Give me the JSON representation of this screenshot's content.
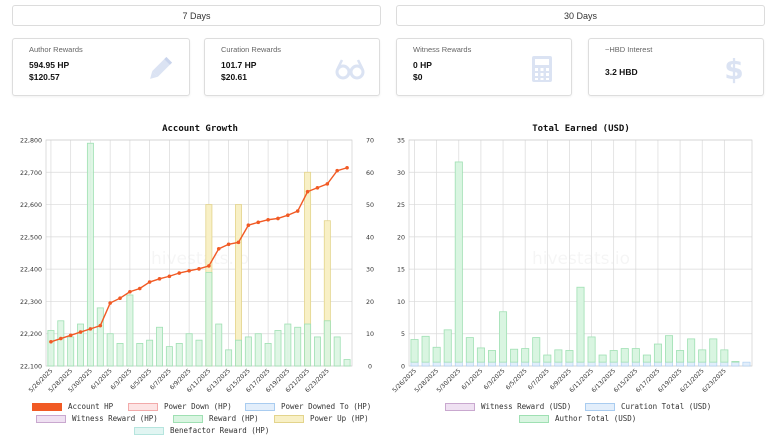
{
  "periods": {
    "week": "7 Days",
    "month": "30 Days"
  },
  "cards": [
    {
      "title": "Author Rewards",
      "value1": "594.95 HP",
      "value2": "$120.57",
      "icon": "pencil-icon"
    },
    {
      "title": "Curation Rewards",
      "value1": "101.7 HP",
      "value2": "$20.61",
      "icon": "glasses-icon"
    },
    {
      "title": "Witness Rewards",
      "value1": "0 HP",
      "value2": "$0",
      "icon": "calculator-icon"
    },
    {
      "title": "~HBD Interest",
      "value1": "3.2 HBD",
      "value2": "",
      "icon": "dollar-icon"
    }
  ],
  "colors": {
    "icon": "#dbe3f3",
    "line": "#f15a24",
    "reward_green": "#b5ecc6",
    "power_up": "#f5e9b0",
    "grid": "#d9d9d9"
  },
  "chart_data": [
    {
      "type": "bar",
      "title": "Account Growth",
      "watermark": "hivestats.io",
      "x_tick_labels": [
        "5/26/2025",
        "5/28/2025",
        "5/30/2025",
        "6/1/2025",
        "6/3/2025",
        "6/5/2025",
        "6/7/2025",
        "6/9/2025",
        "6/11/2025",
        "6/13/2025",
        "6/15/2025",
        "6/17/2025",
        "6/19/2025",
        "6/21/2025",
        "6/23/2025"
      ],
      "y_left": {
        "min": 22100,
        "max": 22800,
        "ticks": [
          "22,100",
          "22,200",
          "22,300",
          "22,400",
          "22,500",
          "22,600",
          "22,700",
          "22,800"
        ]
      },
      "y_right": {
        "min": 0,
        "max": 70,
        "ticks": [
          "0",
          "10",
          "20",
          "30",
          "40",
          "50",
          "60",
          "70"
        ]
      },
      "n_days": 30,
      "series": [
        {
          "name": "Account HP",
          "kind": "line",
          "axis": "left",
          "values": [
            22175,
            22185,
            22195,
            22205,
            22215,
            22225,
            22295,
            22310,
            22330,
            22340,
            22360,
            22370,
            22378,
            22388,
            22395,
            22401,
            22410,
            22463,
            22477,
            22483,
            22536,
            22545,
            22553,
            22557,
            22567,
            22580,
            22640,
            22652,
            22664,
            22705,
            22714
          ]
        },
        {
          "name": "Power Down (HP)",
          "kind": "bar",
          "axis": "right",
          "values": []
        },
        {
          "name": "Power Downed To (HP)",
          "kind": "bar",
          "axis": "right",
          "values": []
        },
        {
          "name": "Witness Reward (HP)",
          "kind": "bar",
          "axis": "right",
          "values": []
        },
        {
          "name": "Reward (HP)",
          "kind": "bar",
          "axis": "right",
          "values": [
            11,
            14,
            9,
            13,
            69,
            18,
            10,
            7,
            22,
            7,
            8,
            12,
            6,
            7,
            10,
            8,
            29,
            13,
            5,
            8,
            9,
            10,
            7,
            11,
            13,
            12,
            13,
            9,
            14,
            9,
            2
          ]
        },
        {
          "name": "Power Up (HP)",
          "kind": "bar",
          "axis": "right",
          "values": [
            0,
            0,
            0,
            0,
            0,
            0,
            0,
            0,
            0,
            0,
            0,
            0,
            0,
            0,
            0,
            0,
            50,
            0,
            0,
            50,
            0,
            0,
            0,
            0,
            0,
            0,
            60,
            0,
            45,
            0,
            0
          ]
        },
        {
          "name": "Benefactor Reward (HP)",
          "kind": "bar",
          "axis": "right",
          "values": []
        }
      ]
    },
    {
      "type": "bar",
      "title": "Total Earned (USD)",
      "watermark": "hivestats.io",
      "x_tick_labels": [
        "5/26/2025",
        "5/28/2025",
        "5/30/2025",
        "6/1/2025",
        "6/3/2025",
        "6/5/2025",
        "6/7/2025",
        "6/9/2025",
        "6/11/2025",
        "6/13/2025",
        "6/15/2025",
        "6/17/2025",
        "6/19/2025",
        "6/21/2025",
        "6/23/2025"
      ],
      "y": {
        "min": 0,
        "max": 35,
        "ticks": [
          "0",
          "5",
          "10",
          "15",
          "20",
          "25",
          "30",
          "35"
        ]
      },
      "n_days": 30,
      "series": [
        {
          "name": "Witness Reward (USD)",
          "values": []
        },
        {
          "name": "Curation Total (USD)",
          "values": [
            0.6,
            0.6,
            0.6,
            0.6,
            0.6,
            0.6,
            0.6,
            0.6,
            0.6,
            0.6,
            0.6,
            0.6,
            0.6,
            0.6,
            0.6,
            0.6,
            0.6,
            0.6,
            0.6,
            0.6,
            0.6,
            0.6,
            0.6,
            0.6,
            0.6,
            0.6,
            0.6,
            0.6,
            0.6,
            0.6,
            0.6
          ]
        },
        {
          "name": "Author Total (USD)",
          "values": [
            3.5,
            4,
            2.3,
            5,
            31,
            3.8,
            2.2,
            1.8,
            7.8,
            2,
            2.1,
            3.8,
            1.1,
            1.9,
            1.8,
            11.6,
            3.9,
            1.1,
            1.8,
            2.1,
            2.1,
            1.1,
            2.8,
            4.1,
            1.8,
            3.6,
            1.9,
            3.6,
            1.9,
            0.1,
            0
          ]
        }
      ]
    }
  ]
}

**********

> **Required task**
Scan the lines above for "name", then copy every one that has it.

> **Solution to this problem**
          "name": "Account HP",
          "name": "Power Down (HP)",
          "name": "Power Downed To (HP)",
          "name": "Witness Reward (HP)",
          "name": "Reward (HP)",
          "name": "Power Up (HP)",
          "name": "Benefactor Reward (HP)",
          "name": "Witness Reward (USD)",
          "name": "Curation Total (USD)",
          "name": "Author Total (USD)",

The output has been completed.